**Task prompt:** Repeat each line exactly, leaving nothing out.

Records from a collection
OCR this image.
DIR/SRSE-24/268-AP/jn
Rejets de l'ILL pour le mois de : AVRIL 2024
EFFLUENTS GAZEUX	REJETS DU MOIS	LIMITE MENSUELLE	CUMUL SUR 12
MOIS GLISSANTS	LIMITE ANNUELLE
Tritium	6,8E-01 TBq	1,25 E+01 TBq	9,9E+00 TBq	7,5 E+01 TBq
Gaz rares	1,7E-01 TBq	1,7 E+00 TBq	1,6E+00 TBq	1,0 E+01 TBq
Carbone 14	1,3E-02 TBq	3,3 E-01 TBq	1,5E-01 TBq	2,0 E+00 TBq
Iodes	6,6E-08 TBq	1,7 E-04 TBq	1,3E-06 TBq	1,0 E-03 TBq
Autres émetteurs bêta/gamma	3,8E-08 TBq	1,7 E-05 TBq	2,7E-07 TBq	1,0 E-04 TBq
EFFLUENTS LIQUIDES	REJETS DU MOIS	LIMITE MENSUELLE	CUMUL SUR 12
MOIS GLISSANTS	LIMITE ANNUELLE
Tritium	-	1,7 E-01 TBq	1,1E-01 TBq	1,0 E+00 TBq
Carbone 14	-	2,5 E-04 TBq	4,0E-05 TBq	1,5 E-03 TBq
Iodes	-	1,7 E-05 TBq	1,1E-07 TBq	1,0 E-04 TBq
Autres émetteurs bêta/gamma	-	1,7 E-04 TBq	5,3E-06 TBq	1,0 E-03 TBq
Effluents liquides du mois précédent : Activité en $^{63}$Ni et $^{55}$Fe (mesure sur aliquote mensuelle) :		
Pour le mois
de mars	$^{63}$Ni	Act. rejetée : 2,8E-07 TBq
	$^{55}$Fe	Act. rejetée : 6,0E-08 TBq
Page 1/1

**The completed task:**
OCR this image.
DIR/SRSE-24/268-AP/jn
Rejets de l'ILL pour le mois de : AVRIL 2024
EFFLUENTS GAZEUX	REJETS DU MOIS	LIMITE MENSUELLE	CUMUL SUR 12
MOIS GLISSANTS	LIMITE ANNUELLE
Tritium	6,8E-01 TBq	1,25 E+01 TBq	9,9E+00 TBq	7,5 E+01 TBq
Gaz rares	1,7E-01 TBq	1,7 E+00 TBq	1,6E+00 TBq	1,0 E+01 TBq
Carbone 14	1,3E-02 TBq	3,3 E-01 TBq	1,5E-01 TBq	2,0 E+00 TBq
Iodes	6,6E-08 TBq	1,7 E-04 TBq	1,3E-06 TBq	1,0 E-03 TBq
Autres émetteurs bêta/gamma	3,8E-08 TBq	1,7 E-05 TBq	2,7E-07 TBq	1,0 E-04 TBq
EFFLUENTS LIQUIDES	REJETS DU MOIS	LIMITE MENSUELLE	CUMUL SUR 12
MOIS GLISSANTS	LIMITE ANNUELLE
Tritium	-	1,7 E-01 TBq	1,1E-01 TBq	1,0 E+00 TBq
Carbone 14	-	2,5 E-04 TBq	4,0E-05 TBq	1,5 E-03 TBq
Iodes	-	1,7 E-05 TBq	1,1E-07 TBq	1,0 E-04 TBq
Autres émetteurs bêta/gamma	-	1,7 E-04 TBq	5,3E-06 TBq	1,0 E-03 TBq
Effluents liquides du mois précédent : Activité en $^{63}$Ni et $^{55}$Fe (mesure sur aliquote mensuelle) :		
Pour le mois
de mars	$^{63}$Ni	Act. rejetée : 2,8E-07 TBq
	$^{55}$Fe	Act. rejetée : 6,0E-08 TBq
Page 1/1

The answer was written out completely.